_WHAT THIS TASK INVOLVES_. Continue the passage on estimating unit strain from the elongation of burrow structures, picking up right after its final sentence.

── PAGE EXTRACT

Unit strain ɛ can also be defined using the elongation of the structure:

$\varepsilon= (\ell-\ell \circ)\div \ell\circ$

where

•     ɛ is the unit strain due to elongation

•      l  is the deformed length of the structure

•     l_{o} is the initial length of the structure

The structure length and orientation may be influenced by the directional behaviour of the burrowing organism, therefore observing the widths of the burrow may provide a more precise strain estimation.

────
── EXTRACTED MATERIAL

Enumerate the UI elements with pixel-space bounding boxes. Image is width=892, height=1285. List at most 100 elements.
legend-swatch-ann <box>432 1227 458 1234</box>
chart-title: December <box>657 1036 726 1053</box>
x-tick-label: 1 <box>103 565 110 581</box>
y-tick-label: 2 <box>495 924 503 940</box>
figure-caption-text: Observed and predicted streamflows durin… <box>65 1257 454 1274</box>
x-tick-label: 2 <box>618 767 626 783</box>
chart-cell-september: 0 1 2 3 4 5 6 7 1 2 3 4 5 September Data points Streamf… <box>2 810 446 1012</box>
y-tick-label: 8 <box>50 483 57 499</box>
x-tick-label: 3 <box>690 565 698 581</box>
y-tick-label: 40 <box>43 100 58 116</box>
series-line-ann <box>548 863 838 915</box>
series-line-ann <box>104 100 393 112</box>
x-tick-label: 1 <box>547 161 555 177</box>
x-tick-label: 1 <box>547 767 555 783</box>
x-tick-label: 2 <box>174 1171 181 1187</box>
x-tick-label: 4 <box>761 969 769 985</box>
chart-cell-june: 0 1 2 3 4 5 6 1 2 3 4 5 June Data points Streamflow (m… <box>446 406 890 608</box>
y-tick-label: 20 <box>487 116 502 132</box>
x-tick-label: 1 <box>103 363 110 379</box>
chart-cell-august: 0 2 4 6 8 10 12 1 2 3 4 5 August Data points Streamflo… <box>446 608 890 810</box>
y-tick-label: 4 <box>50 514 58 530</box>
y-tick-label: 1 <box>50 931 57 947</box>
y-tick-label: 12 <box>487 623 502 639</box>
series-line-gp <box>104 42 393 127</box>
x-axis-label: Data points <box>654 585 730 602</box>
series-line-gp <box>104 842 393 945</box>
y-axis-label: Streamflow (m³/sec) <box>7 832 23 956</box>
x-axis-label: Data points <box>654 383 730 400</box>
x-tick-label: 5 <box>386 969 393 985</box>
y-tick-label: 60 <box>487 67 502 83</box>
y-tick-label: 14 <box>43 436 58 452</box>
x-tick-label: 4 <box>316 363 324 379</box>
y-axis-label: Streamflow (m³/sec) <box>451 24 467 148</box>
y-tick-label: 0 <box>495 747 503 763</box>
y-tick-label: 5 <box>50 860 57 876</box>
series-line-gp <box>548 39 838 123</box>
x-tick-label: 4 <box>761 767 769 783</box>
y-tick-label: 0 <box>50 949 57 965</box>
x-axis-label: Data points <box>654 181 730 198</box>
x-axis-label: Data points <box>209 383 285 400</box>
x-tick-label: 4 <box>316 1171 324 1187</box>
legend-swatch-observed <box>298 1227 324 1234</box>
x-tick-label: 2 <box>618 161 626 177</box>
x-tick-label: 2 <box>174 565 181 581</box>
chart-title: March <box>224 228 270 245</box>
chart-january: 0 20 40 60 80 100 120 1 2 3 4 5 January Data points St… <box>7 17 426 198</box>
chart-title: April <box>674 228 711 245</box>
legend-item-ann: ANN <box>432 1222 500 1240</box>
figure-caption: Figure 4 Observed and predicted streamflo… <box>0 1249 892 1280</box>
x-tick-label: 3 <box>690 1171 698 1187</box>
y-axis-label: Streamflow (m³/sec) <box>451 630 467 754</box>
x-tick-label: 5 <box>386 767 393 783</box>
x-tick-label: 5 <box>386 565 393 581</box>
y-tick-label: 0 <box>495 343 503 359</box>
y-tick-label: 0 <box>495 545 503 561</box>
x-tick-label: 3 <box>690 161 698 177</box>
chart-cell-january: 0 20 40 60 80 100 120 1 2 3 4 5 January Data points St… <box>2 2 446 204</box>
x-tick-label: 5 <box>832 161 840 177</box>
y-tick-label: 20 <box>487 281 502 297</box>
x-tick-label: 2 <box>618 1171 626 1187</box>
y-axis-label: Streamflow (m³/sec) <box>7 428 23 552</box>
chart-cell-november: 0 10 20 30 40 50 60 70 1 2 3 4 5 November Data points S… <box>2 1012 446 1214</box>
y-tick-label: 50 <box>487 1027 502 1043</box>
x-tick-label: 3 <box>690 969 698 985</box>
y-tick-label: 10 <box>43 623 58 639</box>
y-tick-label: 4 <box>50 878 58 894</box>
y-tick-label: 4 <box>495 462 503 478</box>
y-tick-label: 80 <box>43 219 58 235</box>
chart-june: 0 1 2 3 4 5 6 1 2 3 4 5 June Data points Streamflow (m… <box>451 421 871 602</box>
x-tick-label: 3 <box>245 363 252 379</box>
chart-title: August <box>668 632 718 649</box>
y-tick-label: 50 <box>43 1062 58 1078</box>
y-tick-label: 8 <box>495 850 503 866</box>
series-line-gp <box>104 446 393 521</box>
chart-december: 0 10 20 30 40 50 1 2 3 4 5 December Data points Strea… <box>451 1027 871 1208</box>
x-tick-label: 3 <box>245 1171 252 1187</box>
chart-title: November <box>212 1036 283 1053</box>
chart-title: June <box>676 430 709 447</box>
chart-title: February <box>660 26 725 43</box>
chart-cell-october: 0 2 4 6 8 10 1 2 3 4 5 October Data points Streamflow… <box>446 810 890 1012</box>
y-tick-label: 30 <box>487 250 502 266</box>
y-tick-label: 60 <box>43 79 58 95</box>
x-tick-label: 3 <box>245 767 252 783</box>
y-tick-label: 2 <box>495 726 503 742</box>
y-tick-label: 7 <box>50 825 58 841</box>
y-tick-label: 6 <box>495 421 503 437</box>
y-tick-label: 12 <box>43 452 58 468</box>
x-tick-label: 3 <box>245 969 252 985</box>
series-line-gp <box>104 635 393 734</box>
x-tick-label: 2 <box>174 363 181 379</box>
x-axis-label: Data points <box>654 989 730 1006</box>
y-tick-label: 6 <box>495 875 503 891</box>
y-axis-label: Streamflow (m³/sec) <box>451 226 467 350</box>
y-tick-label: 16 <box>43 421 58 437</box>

────

_RESPONSE BOX_.
=== Example of strain analysis using Skolithos ===
The famous "Pipe Rock" of northwest Scotland is a well-known example of Skolithos. The 'pipes' that give the rock its name are closely packed straight Skolithos tubes that were presumably made by a worm-like organism. The Pipe Rock can be found in the Stack of Glencoul region beneath the Moine Thrust Belt, Scotland.  This area which has a history of thrust faulting activity is a highly deformed mylonite zone with a quartzite protolith where many structural geologists have used microstructures such as the Skolithos borings in conjunction with other strain markers, such as quartz vein recrystallization, in order to approximate strain in the region. Using three-dimensional analysis of the strain markers, geologists inferred flattening of the region parallel to the thrust direction, stretching along the vertical strain direction and shortening perpendicular to the foliation of the lithology. The deformation history of the mylonite belt which is characterized by large translation of thrust faults, can be deduced from the apparent clockwise rotation of these structures. Assuming simple shear, the westward displacement of the 800 m thick Moine Thrust mylonites at Loch Eriboll where the average shear strain determined using the trace fossils is approximately 10, was calculated to be about 8 km.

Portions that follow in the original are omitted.